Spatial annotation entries
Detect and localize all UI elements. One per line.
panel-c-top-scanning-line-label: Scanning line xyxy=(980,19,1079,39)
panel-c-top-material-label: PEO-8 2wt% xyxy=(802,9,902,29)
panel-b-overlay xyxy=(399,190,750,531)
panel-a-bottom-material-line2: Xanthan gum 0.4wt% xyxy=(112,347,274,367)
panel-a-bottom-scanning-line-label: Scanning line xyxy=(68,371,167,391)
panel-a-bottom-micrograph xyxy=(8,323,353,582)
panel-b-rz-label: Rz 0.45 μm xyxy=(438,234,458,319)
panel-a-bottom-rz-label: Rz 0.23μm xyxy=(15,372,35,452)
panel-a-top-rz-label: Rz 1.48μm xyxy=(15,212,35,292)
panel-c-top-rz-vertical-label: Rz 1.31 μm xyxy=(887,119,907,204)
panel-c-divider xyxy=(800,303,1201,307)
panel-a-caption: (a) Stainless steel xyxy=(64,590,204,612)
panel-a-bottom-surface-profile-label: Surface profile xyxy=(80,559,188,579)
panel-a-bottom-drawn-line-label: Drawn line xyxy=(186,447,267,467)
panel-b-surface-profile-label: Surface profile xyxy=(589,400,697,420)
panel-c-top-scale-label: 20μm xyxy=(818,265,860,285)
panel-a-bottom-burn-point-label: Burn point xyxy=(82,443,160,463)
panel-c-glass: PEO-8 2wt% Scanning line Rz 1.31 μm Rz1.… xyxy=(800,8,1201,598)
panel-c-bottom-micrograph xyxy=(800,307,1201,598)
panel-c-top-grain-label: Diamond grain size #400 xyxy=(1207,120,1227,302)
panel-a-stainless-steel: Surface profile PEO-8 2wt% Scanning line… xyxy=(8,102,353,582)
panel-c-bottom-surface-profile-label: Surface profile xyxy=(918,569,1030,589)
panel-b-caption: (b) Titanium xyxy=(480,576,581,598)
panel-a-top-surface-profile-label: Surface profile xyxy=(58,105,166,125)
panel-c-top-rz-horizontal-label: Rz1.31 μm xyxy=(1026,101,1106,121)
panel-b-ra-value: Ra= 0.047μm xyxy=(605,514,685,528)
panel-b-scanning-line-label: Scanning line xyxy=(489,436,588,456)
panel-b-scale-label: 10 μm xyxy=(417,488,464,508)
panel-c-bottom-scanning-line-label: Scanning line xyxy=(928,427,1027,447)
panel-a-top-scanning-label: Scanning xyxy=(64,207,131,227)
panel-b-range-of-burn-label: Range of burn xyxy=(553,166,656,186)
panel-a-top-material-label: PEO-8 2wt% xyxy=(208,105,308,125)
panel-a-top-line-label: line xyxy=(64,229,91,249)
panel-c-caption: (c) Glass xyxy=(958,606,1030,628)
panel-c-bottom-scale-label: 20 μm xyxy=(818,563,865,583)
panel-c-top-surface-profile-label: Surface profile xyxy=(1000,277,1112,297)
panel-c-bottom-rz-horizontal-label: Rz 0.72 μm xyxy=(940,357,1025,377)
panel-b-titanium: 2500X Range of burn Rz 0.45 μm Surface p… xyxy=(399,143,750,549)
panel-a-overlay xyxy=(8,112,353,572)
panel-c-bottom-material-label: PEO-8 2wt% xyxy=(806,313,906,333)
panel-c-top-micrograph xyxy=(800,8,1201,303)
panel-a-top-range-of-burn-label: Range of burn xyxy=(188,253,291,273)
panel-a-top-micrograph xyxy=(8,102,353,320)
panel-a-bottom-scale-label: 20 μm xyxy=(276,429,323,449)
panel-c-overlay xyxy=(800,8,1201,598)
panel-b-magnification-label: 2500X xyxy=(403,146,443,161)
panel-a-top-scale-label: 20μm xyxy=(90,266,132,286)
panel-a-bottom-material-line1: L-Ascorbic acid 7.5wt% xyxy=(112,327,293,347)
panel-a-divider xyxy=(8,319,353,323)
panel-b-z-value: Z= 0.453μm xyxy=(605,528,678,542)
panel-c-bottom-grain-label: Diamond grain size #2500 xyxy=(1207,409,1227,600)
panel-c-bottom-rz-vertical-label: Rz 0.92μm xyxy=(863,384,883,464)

• Set problem
Reproduce every line of the entries above word for word, from first to last.

• Answer in full
Detect and localize all UI elements. One per line.
panel-c-top-scanning-line-label: Scanning line xyxy=(980,19,1079,39)
panel-c-top-material-label: PEO-8 2wt% xyxy=(802,9,902,29)
panel-b-overlay xyxy=(399,190,750,531)
panel-a-bottom-material-line2: Xanthan gum 0.4wt% xyxy=(112,347,274,367)
panel-a-bottom-scanning-line-label: Scanning line xyxy=(68,371,167,391)
panel-a-bottom-micrograph xyxy=(8,323,353,582)
panel-b-rz-label: Rz 0.45 μm xyxy=(438,234,458,319)
panel-a-bottom-rz-label: Rz 0.23μm xyxy=(15,372,35,452)
panel-a-top-rz-label: Rz 1.48μm xyxy=(15,212,35,292)
panel-c-top-rz-vertical-label: Rz 1.31 μm xyxy=(887,119,907,204)
panel-c-divider xyxy=(800,303,1201,307)
panel-a-caption: (a) Stainless steel xyxy=(64,590,204,612)
panel-a-bottom-surface-profile-label: Surface profile xyxy=(80,559,188,579)
panel-a-bottom-drawn-line-label: Drawn line xyxy=(186,447,267,467)
panel-b-surface-profile-label: Surface profile xyxy=(589,400,697,420)
panel-c-top-scale-label: 20μm xyxy=(818,265,860,285)
panel-a-bottom-burn-point-label: Burn point xyxy=(82,443,160,463)
panel-c-glass: PEO-8 2wt% Scanning line Rz 1.31 μm Rz1.… xyxy=(800,8,1201,598)
panel-c-bottom-micrograph xyxy=(800,307,1201,598)
panel-c-top-grain-label: Diamond grain size #400 xyxy=(1207,120,1227,302)
panel-a-stainless-steel: Surface profile PEO-8 2wt% Scanning line… xyxy=(8,102,353,582)
panel-c-bottom-surface-profile-label: Surface profile xyxy=(918,569,1030,589)
panel-b-caption: (b) Titanium xyxy=(480,576,581,598)
panel-a-top-surface-profile-label: Surface profile xyxy=(58,105,166,125)
panel-c-top-rz-horizontal-label: Rz1.31 μm xyxy=(1026,101,1106,121)
panel-b-ra-value: Ra= 0.047μm xyxy=(605,514,685,528)
panel-b-scanning-line-label: Scanning line xyxy=(489,436,588,456)
panel-b-scale-label: 10 μm xyxy=(417,488,464,508)
panel-c-bottom-scanning-line-label: Scanning line xyxy=(928,427,1027,447)
panel-a-top-scanning-label: Scanning xyxy=(64,207,131,227)
panel-b-range-of-burn-label: Range of burn xyxy=(553,166,656,186)
panel-a-top-material-label: PEO-8 2wt% xyxy=(208,105,308,125)
panel-a-top-line-label: line xyxy=(64,229,91,249)
panel-c-caption: (c) Glass xyxy=(958,606,1030,628)
panel-c-bottom-scale-label: 20 μm xyxy=(818,563,865,583)
panel-c-top-surface-profile-label: Surface profile xyxy=(1000,277,1112,297)
panel-c-bottom-rz-horizontal-label: Rz 0.72 μm xyxy=(940,357,1025,377)
panel-b-titanium: 2500X Range of burn Rz 0.45 μm Surface p… xyxy=(399,143,750,549)
panel-a-overlay xyxy=(8,112,353,572)
panel-c-bottom-material-label: PEO-8 2wt% xyxy=(806,313,906,333)
panel-c-top-micrograph xyxy=(800,8,1201,303)
panel-a-top-range-of-burn-label: Range of burn xyxy=(188,253,291,273)
panel-a-top-micrograph xyxy=(8,102,353,320)
panel-a-bottom-scale-label: 20 μm xyxy=(276,429,323,449)
panel-c-overlay xyxy=(800,8,1201,598)
panel-b-magnification-label: 2500X xyxy=(403,146,443,161)
panel-a-top-scale-label: 20μm xyxy=(90,266,132,286)
panel-a-bottom-material-line1: L-Ascorbic acid 7.5wt% xyxy=(112,327,293,347)
panel-a-divider xyxy=(8,319,353,323)
panel-b-z-value: Z= 0.453μm xyxy=(605,528,678,542)
panel-c-bottom-grain-label: Diamond grain size #2500 xyxy=(1207,409,1227,600)
panel-c-bottom-rz-vertical-label: Rz 0.92μm xyxy=(863,384,883,464)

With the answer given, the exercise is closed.